Records

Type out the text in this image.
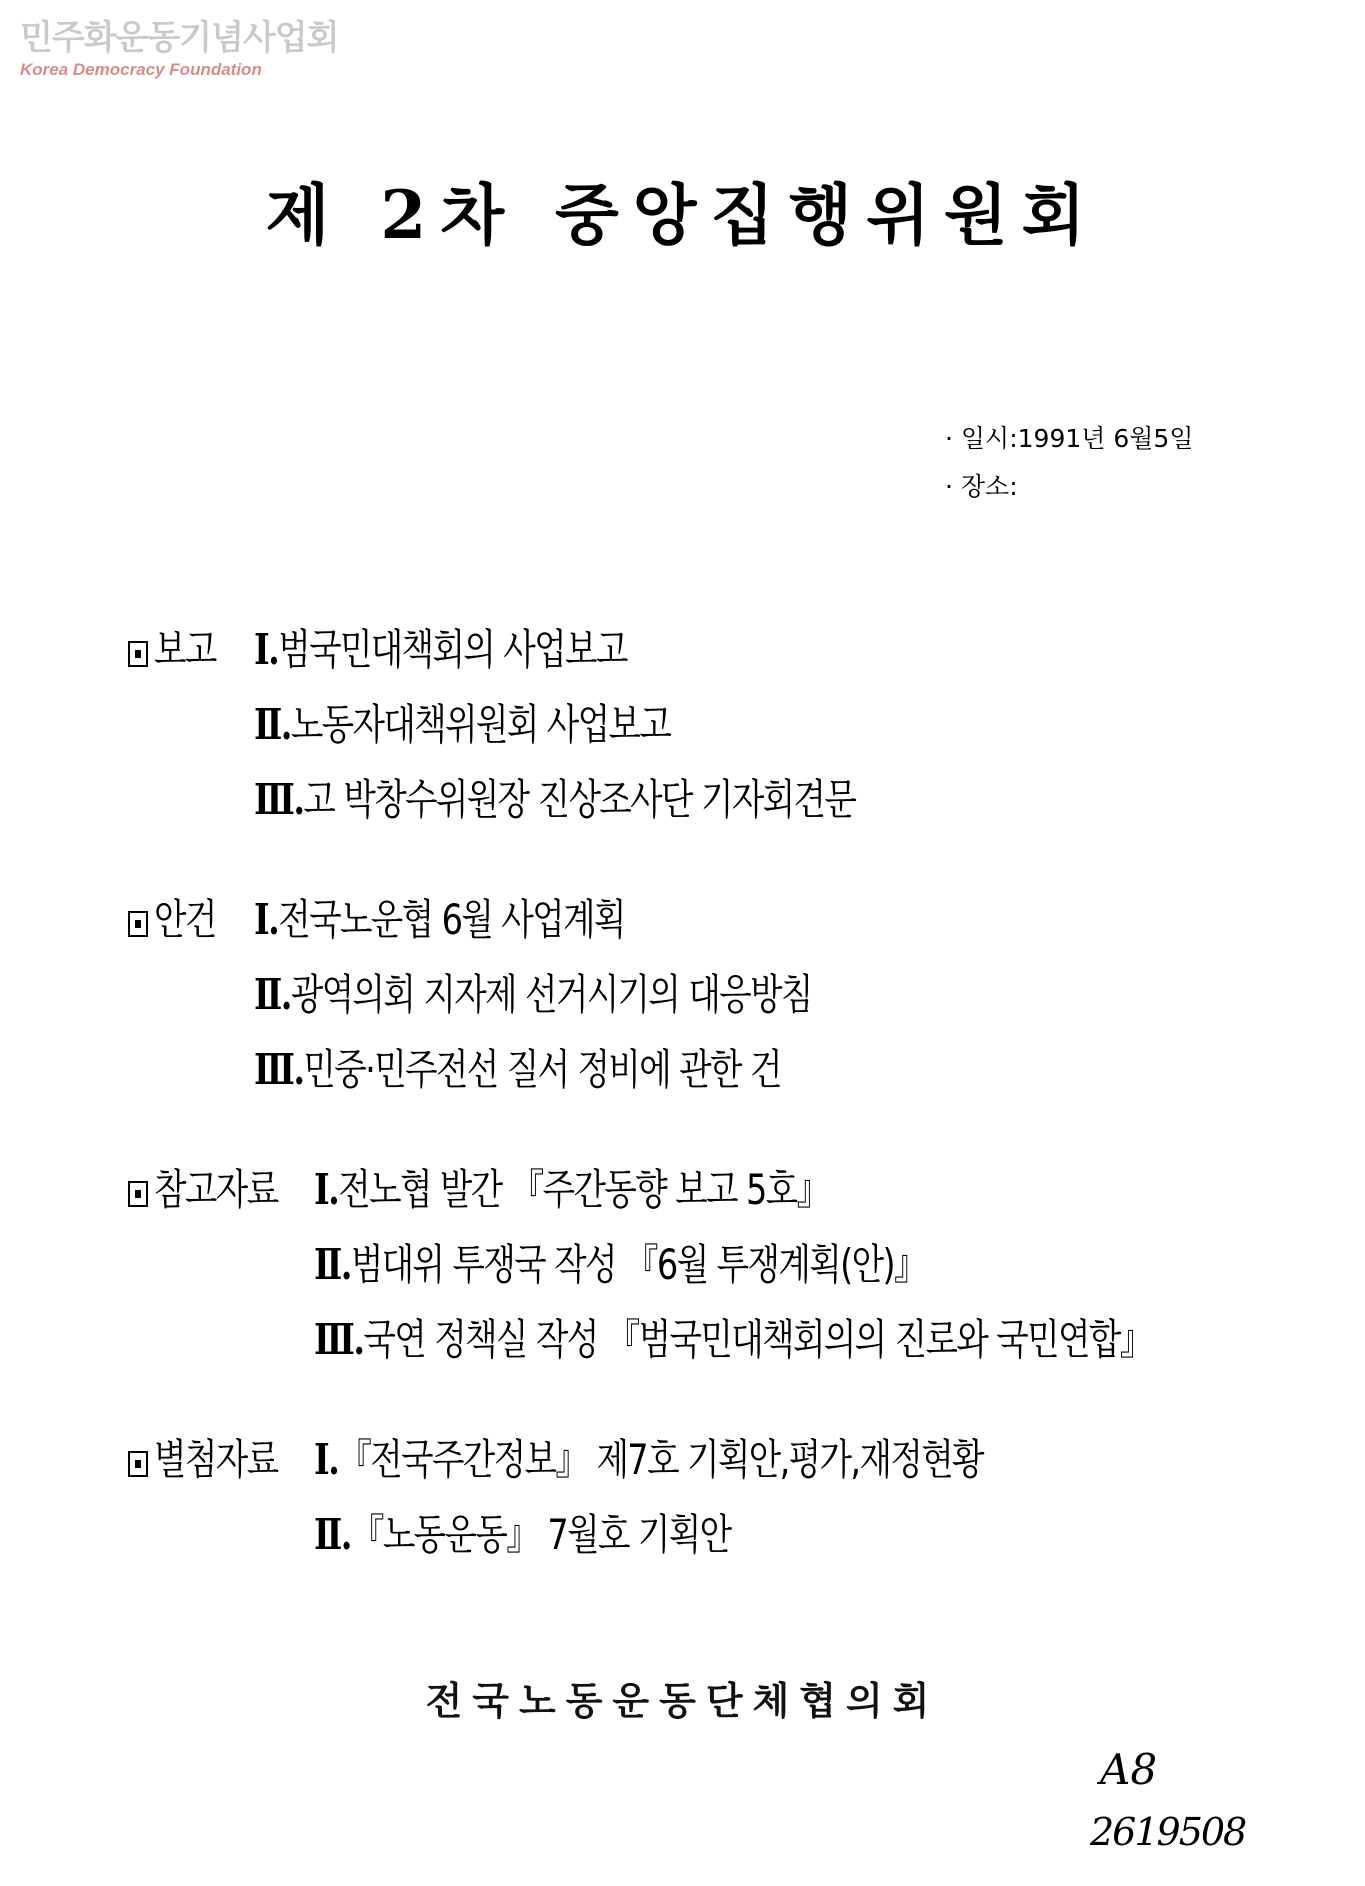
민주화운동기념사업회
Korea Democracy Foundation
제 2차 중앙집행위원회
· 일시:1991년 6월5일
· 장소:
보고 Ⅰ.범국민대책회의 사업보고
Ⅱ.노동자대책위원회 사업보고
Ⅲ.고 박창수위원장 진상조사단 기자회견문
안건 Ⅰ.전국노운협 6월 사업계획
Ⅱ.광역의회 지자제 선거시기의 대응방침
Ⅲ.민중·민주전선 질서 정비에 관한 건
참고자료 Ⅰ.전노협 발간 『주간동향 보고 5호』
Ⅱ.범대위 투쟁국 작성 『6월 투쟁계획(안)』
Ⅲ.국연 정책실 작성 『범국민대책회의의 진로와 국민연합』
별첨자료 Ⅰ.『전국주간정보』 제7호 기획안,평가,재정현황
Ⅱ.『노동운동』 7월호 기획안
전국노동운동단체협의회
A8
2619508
* * *
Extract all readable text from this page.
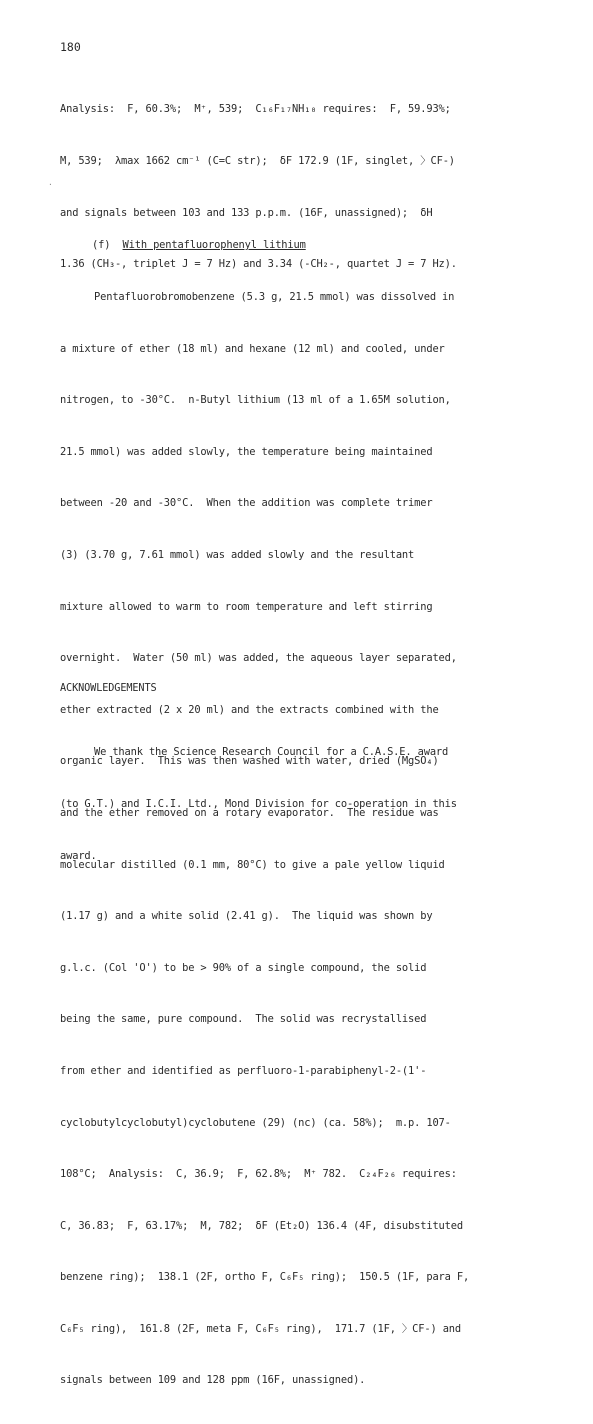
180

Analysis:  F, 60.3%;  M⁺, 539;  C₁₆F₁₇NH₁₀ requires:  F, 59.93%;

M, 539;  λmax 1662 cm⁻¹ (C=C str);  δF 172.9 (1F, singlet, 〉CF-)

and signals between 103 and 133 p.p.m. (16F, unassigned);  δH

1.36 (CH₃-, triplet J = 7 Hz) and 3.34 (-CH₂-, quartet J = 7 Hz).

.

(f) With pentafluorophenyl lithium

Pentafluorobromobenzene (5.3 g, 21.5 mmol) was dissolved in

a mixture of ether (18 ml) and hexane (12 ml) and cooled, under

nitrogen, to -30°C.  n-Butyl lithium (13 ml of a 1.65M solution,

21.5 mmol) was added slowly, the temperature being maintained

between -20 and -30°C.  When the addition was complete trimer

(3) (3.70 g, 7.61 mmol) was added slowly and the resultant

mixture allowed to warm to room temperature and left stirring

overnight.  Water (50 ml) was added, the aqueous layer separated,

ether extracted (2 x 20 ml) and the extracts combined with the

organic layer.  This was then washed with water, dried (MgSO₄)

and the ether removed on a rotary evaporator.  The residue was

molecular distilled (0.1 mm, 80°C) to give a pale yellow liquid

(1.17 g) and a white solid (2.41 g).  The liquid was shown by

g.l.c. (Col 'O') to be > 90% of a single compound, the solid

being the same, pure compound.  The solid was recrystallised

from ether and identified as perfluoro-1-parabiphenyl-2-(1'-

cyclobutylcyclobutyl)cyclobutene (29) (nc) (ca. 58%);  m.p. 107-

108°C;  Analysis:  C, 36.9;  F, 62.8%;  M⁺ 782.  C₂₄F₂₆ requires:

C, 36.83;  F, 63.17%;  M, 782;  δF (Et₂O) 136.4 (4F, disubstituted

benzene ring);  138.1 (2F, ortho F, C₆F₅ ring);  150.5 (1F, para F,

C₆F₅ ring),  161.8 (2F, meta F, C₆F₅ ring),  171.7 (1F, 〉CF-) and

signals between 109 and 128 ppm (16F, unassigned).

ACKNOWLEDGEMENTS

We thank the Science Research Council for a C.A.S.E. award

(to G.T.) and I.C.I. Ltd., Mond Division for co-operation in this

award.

■ STATED EXERCISE ■
Which lines in the listing above hold the word "award"? Show each of them.

■ ANSWER BELOW ■
We thank the Science Research Council for a C.A.S.E. award
award.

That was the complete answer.